→ **What the task asks**
Retype all the records with nothing changed.

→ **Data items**
□ □ □ □
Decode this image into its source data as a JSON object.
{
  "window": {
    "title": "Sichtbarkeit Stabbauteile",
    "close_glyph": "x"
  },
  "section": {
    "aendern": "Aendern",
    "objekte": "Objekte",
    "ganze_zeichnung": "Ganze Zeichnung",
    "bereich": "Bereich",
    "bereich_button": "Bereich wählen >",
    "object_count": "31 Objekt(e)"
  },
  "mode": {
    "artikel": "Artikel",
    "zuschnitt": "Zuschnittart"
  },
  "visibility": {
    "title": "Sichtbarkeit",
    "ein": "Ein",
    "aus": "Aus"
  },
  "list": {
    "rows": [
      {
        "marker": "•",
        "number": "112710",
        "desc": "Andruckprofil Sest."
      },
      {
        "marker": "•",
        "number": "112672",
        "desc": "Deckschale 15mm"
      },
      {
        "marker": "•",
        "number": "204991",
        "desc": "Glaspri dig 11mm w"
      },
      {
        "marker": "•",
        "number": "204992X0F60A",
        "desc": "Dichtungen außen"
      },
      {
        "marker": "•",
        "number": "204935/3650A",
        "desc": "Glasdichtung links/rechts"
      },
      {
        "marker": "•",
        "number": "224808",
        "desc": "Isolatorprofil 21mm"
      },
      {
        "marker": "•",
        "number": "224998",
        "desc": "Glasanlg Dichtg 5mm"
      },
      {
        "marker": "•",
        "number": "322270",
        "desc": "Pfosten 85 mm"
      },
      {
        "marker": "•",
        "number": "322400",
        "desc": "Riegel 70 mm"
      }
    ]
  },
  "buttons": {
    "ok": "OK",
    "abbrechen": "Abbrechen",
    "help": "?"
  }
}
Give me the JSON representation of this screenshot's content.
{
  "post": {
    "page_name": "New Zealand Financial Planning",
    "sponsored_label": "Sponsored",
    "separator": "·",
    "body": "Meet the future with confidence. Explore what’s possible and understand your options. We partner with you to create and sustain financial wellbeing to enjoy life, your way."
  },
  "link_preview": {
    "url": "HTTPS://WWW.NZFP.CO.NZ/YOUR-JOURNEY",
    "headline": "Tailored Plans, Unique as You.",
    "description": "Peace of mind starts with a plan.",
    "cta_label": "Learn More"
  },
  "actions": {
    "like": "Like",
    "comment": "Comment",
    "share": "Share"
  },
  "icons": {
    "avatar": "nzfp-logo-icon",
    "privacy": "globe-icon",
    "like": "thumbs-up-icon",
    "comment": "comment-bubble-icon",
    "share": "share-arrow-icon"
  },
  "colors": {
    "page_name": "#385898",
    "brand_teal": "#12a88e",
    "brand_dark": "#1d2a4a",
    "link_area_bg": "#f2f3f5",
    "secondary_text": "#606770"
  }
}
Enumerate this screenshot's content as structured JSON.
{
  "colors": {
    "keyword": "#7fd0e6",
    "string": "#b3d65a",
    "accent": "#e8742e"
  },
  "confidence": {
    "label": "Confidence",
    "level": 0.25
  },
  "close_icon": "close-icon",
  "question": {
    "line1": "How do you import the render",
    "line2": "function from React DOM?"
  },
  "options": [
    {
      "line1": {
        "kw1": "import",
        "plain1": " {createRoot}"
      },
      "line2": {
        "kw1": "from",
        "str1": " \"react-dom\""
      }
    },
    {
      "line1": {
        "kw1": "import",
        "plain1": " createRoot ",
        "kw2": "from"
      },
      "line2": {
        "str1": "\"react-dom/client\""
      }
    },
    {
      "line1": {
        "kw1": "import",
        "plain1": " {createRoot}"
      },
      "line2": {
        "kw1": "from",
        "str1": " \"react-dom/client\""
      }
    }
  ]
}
□ □ □ □
→ **Result of this exercise**
Decode this image into its source data as a JSON object.
{
  "window": {
    "title": "Sichtbarkeit Stabbauteile",
    "close_glyph": "x"
  },
  "section": {
    "aendern": "Aendern",
    "objekte": "Objekte",
    "ganze_zeichnung": "Ganze Zeichnung",
    "bereich": "Bereich",
    "bereich_button": "Bereich wählen >",
    "object_count": "31 Objekt(e)"
  },
  "mode": {
    "artikel": "Artikel",
    "zuschnitt": "Zuschnittart"
  },
  "visibility": {
    "title": "Sichtbarkeit",
    "ein": "Ein",
    "aus": "Aus"
  },
  "list": {
    "rows": [
      {
        "marker": "•",
        "number": "112710",
        "desc": "Andruckprofil Sest."
      },
      {
        "marker": "•",
        "number": "112672",
        "desc": "Deckschale 15mm"
      },
      {
        "marker": "•",
        "number": "204991",
        "desc": "Glaspri dig 11mm w"
      },
      {
        "marker": "•",
        "number": "204992X0F60A",
        "desc": "Dichtungen außen"
      },
      {
        "marker": "•",
        "number": "204935/3650A",
        "desc": "Glasdichtung links/rechts"
      },
      {
        "marker": "•",
        "number": "224808",
        "desc": "Isolatorprofil 21mm"
      },
      {
        "marker": "•",
        "number": "224998",
        "desc": "Glasanlg Dichtg 5mm"
      },
      {
        "marker": "•",
        "number": "322270",
        "desc": "Pfosten 85 mm"
      },
      {
        "marker": "•",
        "number": "322400",
        "desc": "Riegel 70 mm"
      }
    ]
  },
  "buttons": {
    "ok": "OK",
    "abbrechen": "Abbrechen",
    "help": "?"
  }
}
Give me the JSON representation of this screenshot's content.
{
  "post": {
    "page_name": "New Zealand Financial Planning",
    "sponsored_label": "Sponsored",
    "separator": "·",
    "body": "Meet the future with confidence. Explore what’s possible and understand your options. We partner with you to create and sustain financial wellbeing to enjoy life, your way."
  },
  "link_preview": {
    "url": "HTTPS://WWW.NZFP.CO.NZ/YOUR-JOURNEY",
    "headline": "Tailored Plans, Unique as You.",
    "description": "Peace of mind starts with a plan.",
    "cta_label": "Learn More"
  },
  "actions": {
    "like": "Like",
    "comment": "Comment",
    "share": "Share"
  },
  "icons": {
    "avatar": "nzfp-logo-icon",
    "privacy": "globe-icon",
    "like": "thumbs-up-icon",
    "comment": "comment-bubble-icon",
    "share": "share-arrow-icon"
  },
  "colors": {
    "page_name": "#385898",
    "brand_teal": "#12a88e",
    "brand_dark": "#1d2a4a",
    "link_area_bg": "#f2f3f5",
    "secondary_text": "#606770"
  }
}
Enumerate this screenshot's content as structured JSON.
{
  "colors": {
    "keyword": "#7fd0e6",
    "string": "#b3d65a",
    "accent": "#e8742e"
  },
  "confidence": {
    "label": "Confidence",
    "level": 0.25
  },
  "close_icon": "close-icon",
  "question": {
    "line1": "How do you import the render",
    "line2": "function from React DOM?"
  },
  "options": [
    {
      "line1": {
        "kw1": "import",
        "plain1": " {createRoot}"
      },
      "line2": {
        "kw1": "from",
        "str1": " \"react-dom\""
      }
    },
    {
      "line1": {
        "kw1": "import",
        "plain1": " createRoot ",
        "kw2": "from"
      },
      "line2": {
        "str1": "\"react-dom/client\""
      }
    },
    {
      "line1": {
        "kw1": "import",
        "plain1": " {createRoot}"
      },
      "line2": {
        "kw1": "from",
        "str1": " \"react-dom/client\""
      }
    }
  ]
}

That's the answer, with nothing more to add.